● TO DO
Set down the whole listing verbatim.

● RECORDED DATA
┌──

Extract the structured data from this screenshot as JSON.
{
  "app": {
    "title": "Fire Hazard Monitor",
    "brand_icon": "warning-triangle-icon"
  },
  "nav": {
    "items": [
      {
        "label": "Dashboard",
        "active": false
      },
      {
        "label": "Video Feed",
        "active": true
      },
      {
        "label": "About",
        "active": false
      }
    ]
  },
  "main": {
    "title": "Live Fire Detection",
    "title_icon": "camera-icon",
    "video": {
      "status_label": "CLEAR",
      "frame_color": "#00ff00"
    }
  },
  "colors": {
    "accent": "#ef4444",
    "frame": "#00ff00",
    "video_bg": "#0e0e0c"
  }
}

└──

● ANSWER TO THE TASK
Extract the structured data from this screenshot as JSON.
{
  "app": {
    "title": "Fire Hazard Monitor",
    "brand_icon": "warning-triangle-icon"
  },
  "nav": {
    "items": [
      {
        "label": "Dashboard",
        "active": false
      },
      {
        "label": "Video Feed",
        "active": true
      },
      {
        "label": "About",
        "active": false
      }
    ]
  },
  "main": {
    "title": "Live Fire Detection",
    "title_icon": "camera-icon",
    "video": {
      "status_label": "CLEAR",
      "frame_color": "#00ff00"
    }
  },
  "colors": {
    "accent": "#ef4444",
    "frame": "#00ff00",
    "video_bg": "#0e0e0c"
  }
}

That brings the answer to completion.